---- STORED ROWS

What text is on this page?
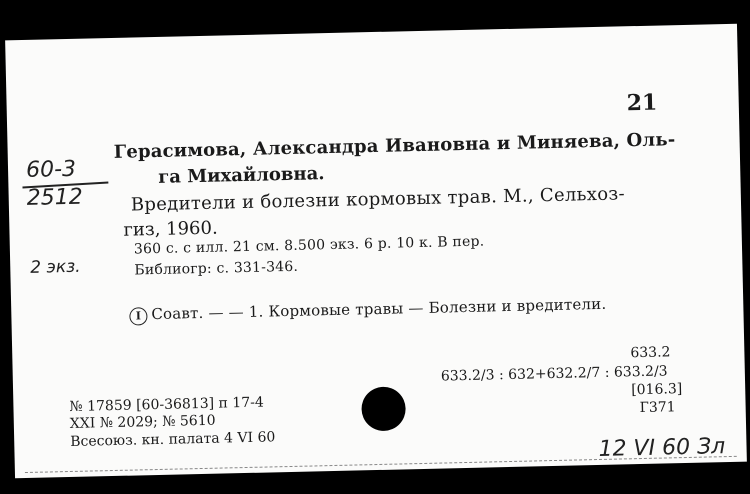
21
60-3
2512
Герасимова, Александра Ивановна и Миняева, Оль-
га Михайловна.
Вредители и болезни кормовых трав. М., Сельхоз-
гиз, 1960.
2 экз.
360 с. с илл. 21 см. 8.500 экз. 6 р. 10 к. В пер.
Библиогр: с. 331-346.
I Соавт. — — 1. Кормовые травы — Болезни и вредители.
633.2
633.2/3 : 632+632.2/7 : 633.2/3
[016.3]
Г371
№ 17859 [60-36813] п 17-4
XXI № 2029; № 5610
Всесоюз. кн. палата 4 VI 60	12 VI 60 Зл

--------

→ **TASK TO COMPLETE**
Copy out the listing exactly as it stands, but not the pictures.

→ **SOLUTION**
What text is on this page?
21
60-3
2512
Герасимова, Александра Ивановна и Миняева, Оль-
га Михайловна.
Вредители и болезни кормовых трав. М., Сельхоз-
гиз, 1960.
2 экз.
360 с. с илл. 21 см. 8.500 экз. 6 р. 10 к. В пер.
Библиогр: с. 331-346.
I Соавт. — — 1. Кормовые травы — Болезни и вредители.
633.2
633.2/3 : 632+632.2/7 : 633.2/3
[016.3]
Г371
№ 17859 [60-36813] п 17-4
XXI № 2029; № 5610
Всесоюз. кн. палата 4 VI 60	12 VI 60 Зл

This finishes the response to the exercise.